**JOB**
Copy every line of the data that includes the string "image".

Collection entries:
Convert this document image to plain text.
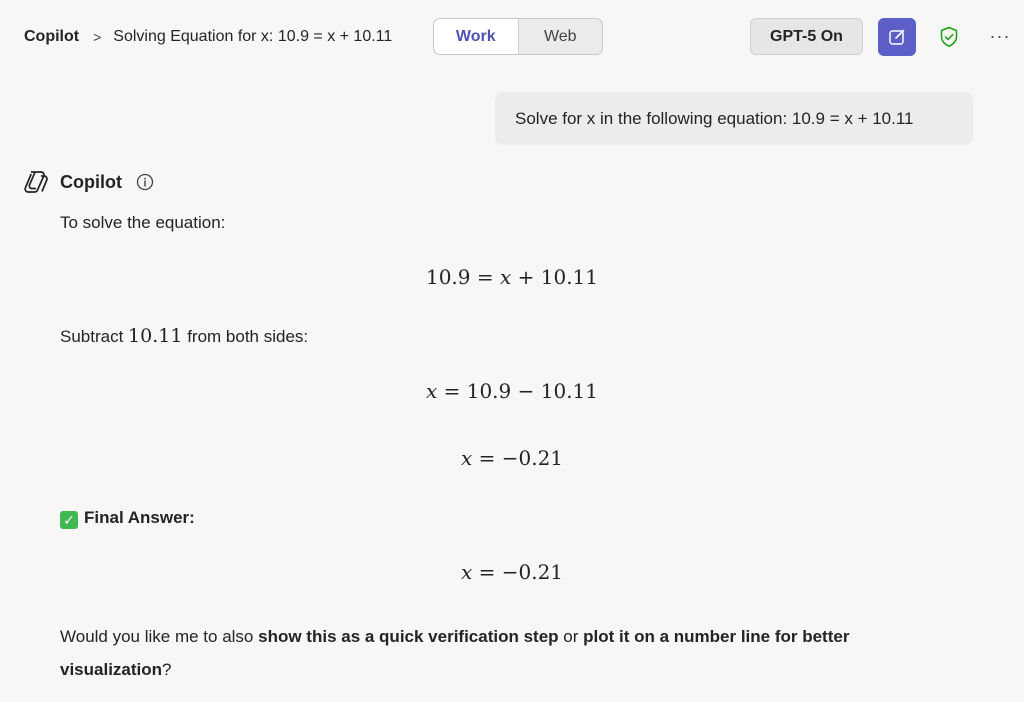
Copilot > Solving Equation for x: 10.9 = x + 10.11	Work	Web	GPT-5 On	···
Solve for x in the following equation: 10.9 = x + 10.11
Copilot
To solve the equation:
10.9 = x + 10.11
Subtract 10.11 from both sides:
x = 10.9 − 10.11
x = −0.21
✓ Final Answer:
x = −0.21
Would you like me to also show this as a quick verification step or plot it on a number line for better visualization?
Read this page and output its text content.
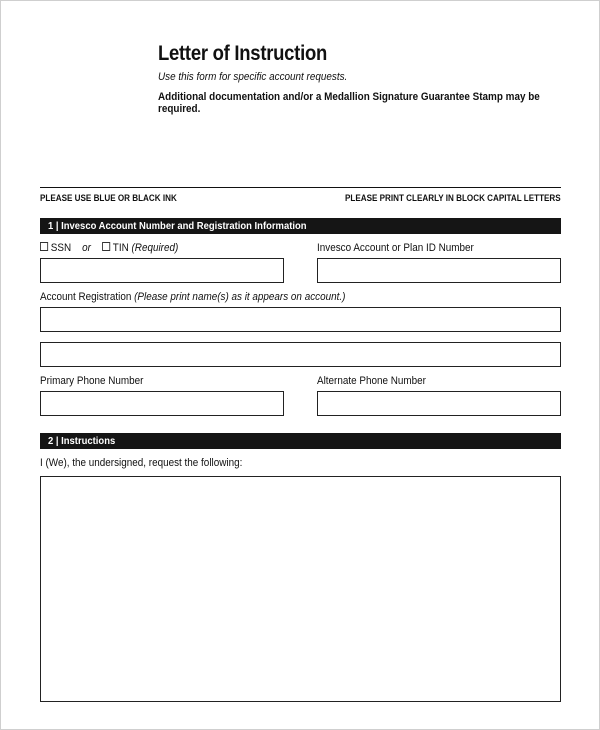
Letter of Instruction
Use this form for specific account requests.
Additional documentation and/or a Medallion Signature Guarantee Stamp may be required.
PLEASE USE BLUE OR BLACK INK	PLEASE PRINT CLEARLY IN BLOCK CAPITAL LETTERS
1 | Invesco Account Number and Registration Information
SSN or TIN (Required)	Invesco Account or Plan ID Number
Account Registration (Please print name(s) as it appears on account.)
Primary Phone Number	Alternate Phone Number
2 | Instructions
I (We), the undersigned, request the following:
* * *
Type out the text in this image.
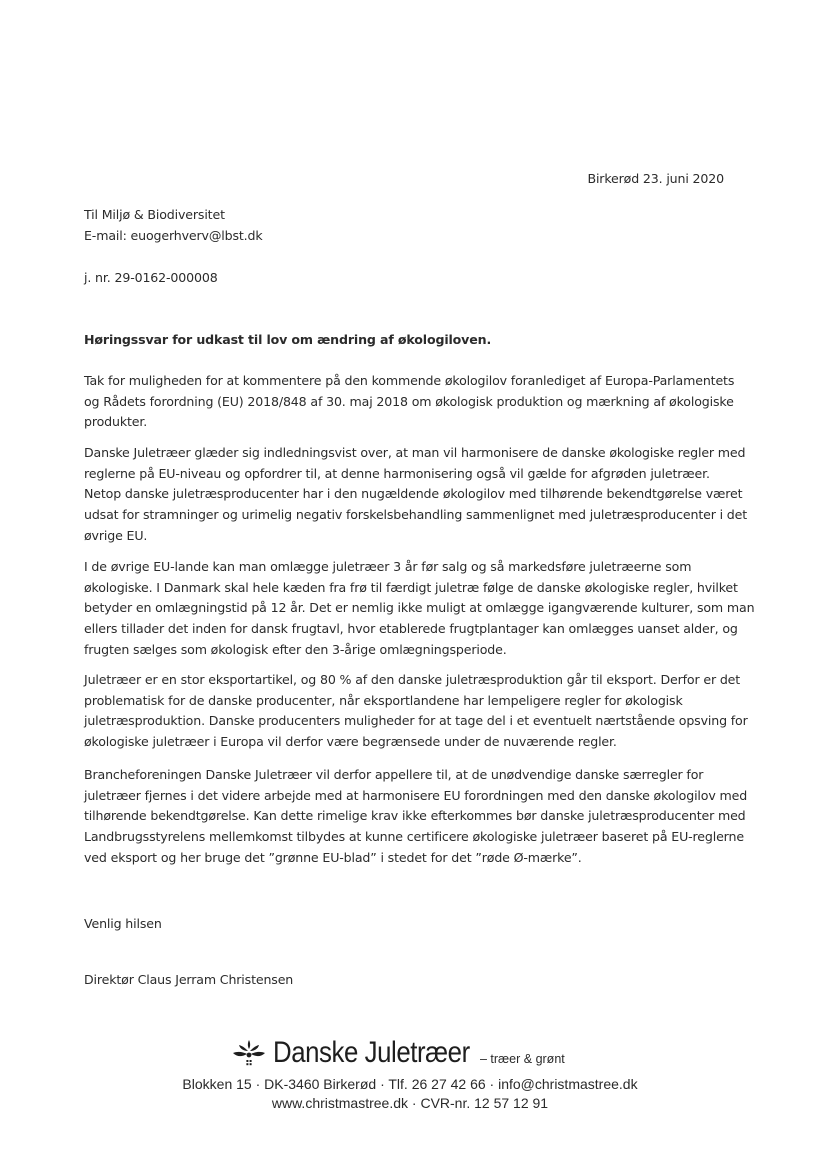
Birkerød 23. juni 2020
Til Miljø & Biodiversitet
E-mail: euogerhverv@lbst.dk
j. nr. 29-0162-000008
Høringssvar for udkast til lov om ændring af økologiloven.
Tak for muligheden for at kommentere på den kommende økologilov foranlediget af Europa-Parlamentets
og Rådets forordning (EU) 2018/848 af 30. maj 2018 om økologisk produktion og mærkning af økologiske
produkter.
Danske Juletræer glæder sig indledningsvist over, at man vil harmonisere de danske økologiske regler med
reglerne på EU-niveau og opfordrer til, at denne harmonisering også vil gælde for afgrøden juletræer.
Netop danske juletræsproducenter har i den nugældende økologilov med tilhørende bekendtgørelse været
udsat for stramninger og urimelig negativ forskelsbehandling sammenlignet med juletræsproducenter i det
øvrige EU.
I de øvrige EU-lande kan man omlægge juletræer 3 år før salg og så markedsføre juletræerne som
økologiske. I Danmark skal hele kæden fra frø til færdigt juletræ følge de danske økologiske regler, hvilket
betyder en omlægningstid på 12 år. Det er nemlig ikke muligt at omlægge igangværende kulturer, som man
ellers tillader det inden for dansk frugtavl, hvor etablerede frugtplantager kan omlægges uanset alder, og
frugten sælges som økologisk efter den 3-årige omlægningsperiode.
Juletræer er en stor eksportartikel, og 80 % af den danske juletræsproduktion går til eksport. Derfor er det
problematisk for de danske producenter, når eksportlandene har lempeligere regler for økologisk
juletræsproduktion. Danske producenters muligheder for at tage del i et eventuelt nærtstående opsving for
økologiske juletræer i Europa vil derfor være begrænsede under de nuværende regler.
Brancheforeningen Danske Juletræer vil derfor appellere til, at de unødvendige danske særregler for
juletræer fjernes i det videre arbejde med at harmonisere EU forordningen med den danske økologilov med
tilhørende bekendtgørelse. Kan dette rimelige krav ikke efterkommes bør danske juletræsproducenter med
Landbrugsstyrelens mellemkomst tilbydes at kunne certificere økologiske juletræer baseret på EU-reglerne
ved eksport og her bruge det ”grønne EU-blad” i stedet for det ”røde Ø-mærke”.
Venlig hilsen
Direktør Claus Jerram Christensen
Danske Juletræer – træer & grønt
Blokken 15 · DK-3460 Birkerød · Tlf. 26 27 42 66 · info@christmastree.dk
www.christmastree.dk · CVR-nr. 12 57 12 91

**ANSWER TO THIS TASK**
Convert this document image to plain text.
Type out the text in this image.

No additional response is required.